Alhasil, Becce yang dulunya bisa melintasi sungai dengan menggunakan perahu untuk mencari daun Nipah, kini harus melewati jalur darat. Estimasi waktu yang mesti ditempuh sekitar 30 menit dengan sepeda motor.

"Sekarang, kalau pakai motor, hanya bisa membawa dua karung. Kalau dengan perahu, bisa bawa banyak, sampai 10 karung," ceritanya.

Akan tetapi, meski dengan berbagai persoalan yang terjadi, mayoritas warga Suku Balik di sana masih gigih, memilih untuk bertahan di Sepaku Lama, termasuk juga Becce. Pertimbangannya, bukan saja soal rumah, tapi lebih daripada itu. 

Sepaku Lama sangat bernilai bagi Becce dan warga Suku Balik lainnya, yakni sebagai tanah leluhur, tempat kelahiran, ruang mencari makan dan membangun hidup.

§ Kumpulan Data

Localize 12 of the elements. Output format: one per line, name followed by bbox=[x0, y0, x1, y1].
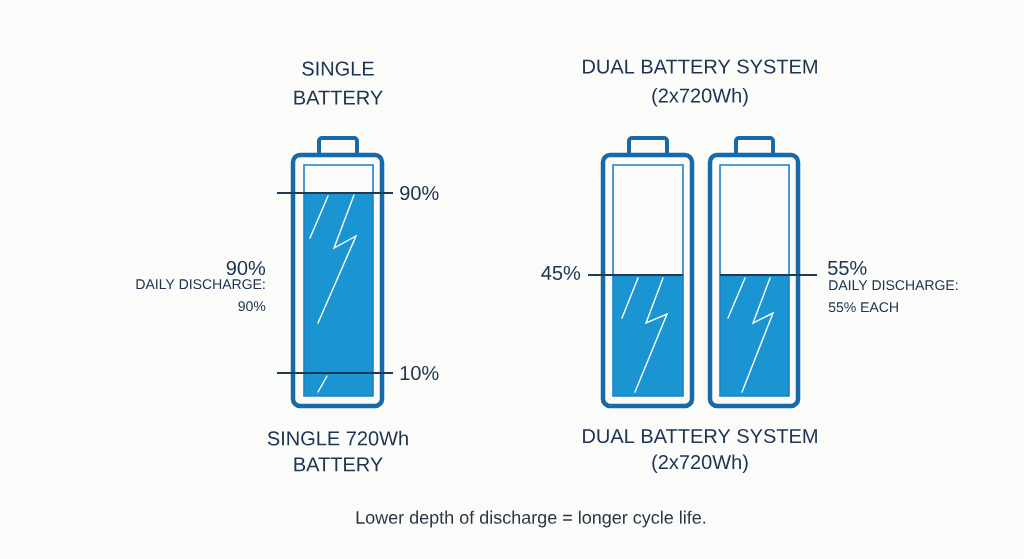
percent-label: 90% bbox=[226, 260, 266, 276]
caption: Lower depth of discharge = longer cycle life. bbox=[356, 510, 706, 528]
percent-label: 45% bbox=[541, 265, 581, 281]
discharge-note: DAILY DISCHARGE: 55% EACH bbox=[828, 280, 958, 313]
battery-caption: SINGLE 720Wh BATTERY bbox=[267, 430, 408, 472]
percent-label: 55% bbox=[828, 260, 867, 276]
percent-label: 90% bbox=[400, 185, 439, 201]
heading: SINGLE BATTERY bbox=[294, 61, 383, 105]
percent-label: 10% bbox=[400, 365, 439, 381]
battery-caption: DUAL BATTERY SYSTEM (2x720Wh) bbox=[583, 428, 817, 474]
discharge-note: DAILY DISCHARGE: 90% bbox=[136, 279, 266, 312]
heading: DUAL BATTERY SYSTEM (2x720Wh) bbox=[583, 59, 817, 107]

§ Tujuan
1. Salin seluruh teks tentang warga Suku Balik di Sepaku Lama tanpa mengubah satu kata pun.
2. Ulangi semua baris dalam daftar di atas apa adanya, tetapi jangan sertakan gambarnya dalam jawaban.

§ Jawaban Latihan
1.
Alhasil, Becce yang dulunya bisa melintasi sungai dengan menggunakan perahu untuk mencari daun Nipah, kini harus melewati jalur darat. Estimasi waktu yang mesti ditempuh sekitar 30 menit dengan sepeda motor.

"Sekarang, kalau pakai motor, hanya bisa membawa dua karung. Kalau dengan perahu, bisa bawa banyak, sampai 10 karung," ceritanya.

Akan tetapi, meski dengan berbagai persoalan yang terjadi, mayoritas warga Suku Balik di sana masih gigih, memilih untuk bertahan di Sepaku Lama, termasuk juga Becce. Pertimbangannya, bukan saja soal rumah, tapi lebih daripada itu. 

Sepaku Lama sangat bernilai bagi Becce dan warga Suku Balik lainnya, yakni sebagai tanah leluhur, tempat kelahiran, ruang mencari makan dan membangun hidup.

2.
Localize 12 of the elements. Output format: one per line, name followed by bbox=[x0, y0, x1, y1].
percent-label: 90% bbox=[226, 260, 266, 276]
caption: Lower depth of discharge = longer cycle life. bbox=[356, 510, 706, 528]
percent-label: 45% bbox=[541, 265, 581, 281]
discharge-note: DAILY DISCHARGE: 55% EACH bbox=[828, 280, 958, 313]
battery-caption: SINGLE 720Wh BATTERY bbox=[267, 430, 408, 472]
percent-label: 55% bbox=[828, 260, 867, 276]
percent-label: 90% bbox=[400, 185, 439, 201]
heading: SINGLE BATTERY bbox=[294, 61, 383, 105]
percent-label: 10% bbox=[400, 365, 439, 381]
battery-caption: DUAL BATTERY SYSTEM (2x720Wh) bbox=[583, 428, 817, 474]
discharge-note: DAILY DISCHARGE: 90% bbox=[136, 279, 266, 312]
heading: DUAL BATTERY SYSTEM (2x720Wh) bbox=[583, 59, 817, 107]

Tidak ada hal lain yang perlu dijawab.